Work required — Pick out each line of the records that includes the string "各项现金流净额历年变化情况", and copy it.

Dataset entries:
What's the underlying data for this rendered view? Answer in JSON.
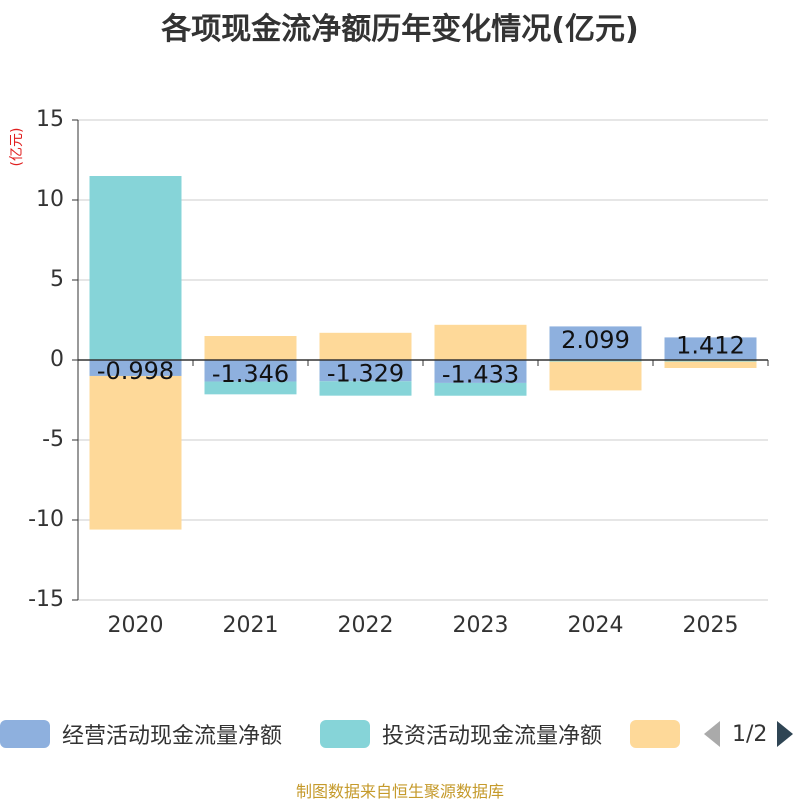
{
  "title": "各项现金流净额历年变化情况(亿元)",
  "unit_label": "(亿元)",
  "pager": {
    "text": "1/2"
  },
  "source": "制图数据来自恒生聚源数据库",
  "colors": {
    "operating": "#8eb0de",
    "investing": "#86d4d8",
    "financing": "#fed999",
    "axis": "#333333",
    "grid": "#cccccc",
    "unit": "#e02020"
  },
  "chart_data": {
    "type": "bar",
    "stacked": true,
    "title": "各项现金流净额历年变化情况(亿元)",
    "ylabel": "(亿元)",
    "ylim": [
      -15,
      15
    ],
    "yticks": [
      15,
      10,
      5,
      0,
      -5,
      -10,
      -15
    ],
    "ytick_labels": [
      "15",
      "10",
      "5",
      "0",
      "-5",
      "-10",
      "-15"
    ],
    "grid": true,
    "legend_position": "bottom",
    "categories": [
      "2020",
      "2021",
      "2022",
      "2023",
      "2024",
      "2025"
    ],
    "series": [
      {
        "name": "经营活动现金流量净额",
        "color": "#8eb0de",
        "values": [
          -0.998,
          -1.346,
          -1.329,
          -1.433,
          2.099,
          1.412
        ],
        "labels": [
          "-0.998",
          "-1.346",
          "-1.329",
          "-1.433",
          "2.099",
          "1.412"
        ]
      },
      {
        "name": "投资活动现金流量净额",
        "color": "#86d4d8",
        "values": [
          11.5,
          -0.8,
          -0.9,
          -0.8,
          -0.1,
          -0.1
        ]
      },
      {
        "name": "",
        "color": "#fed999",
        "values": [
          -9.6,
          1.5,
          1.7,
          2.2,
          -1.8,
          -0.4
        ]
      }
    ]
  }
}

Complete response —
  "title": "各项现金流净额历年变化情况(亿元)",
    "title": "各项现金流净额历年变化情况(亿元)",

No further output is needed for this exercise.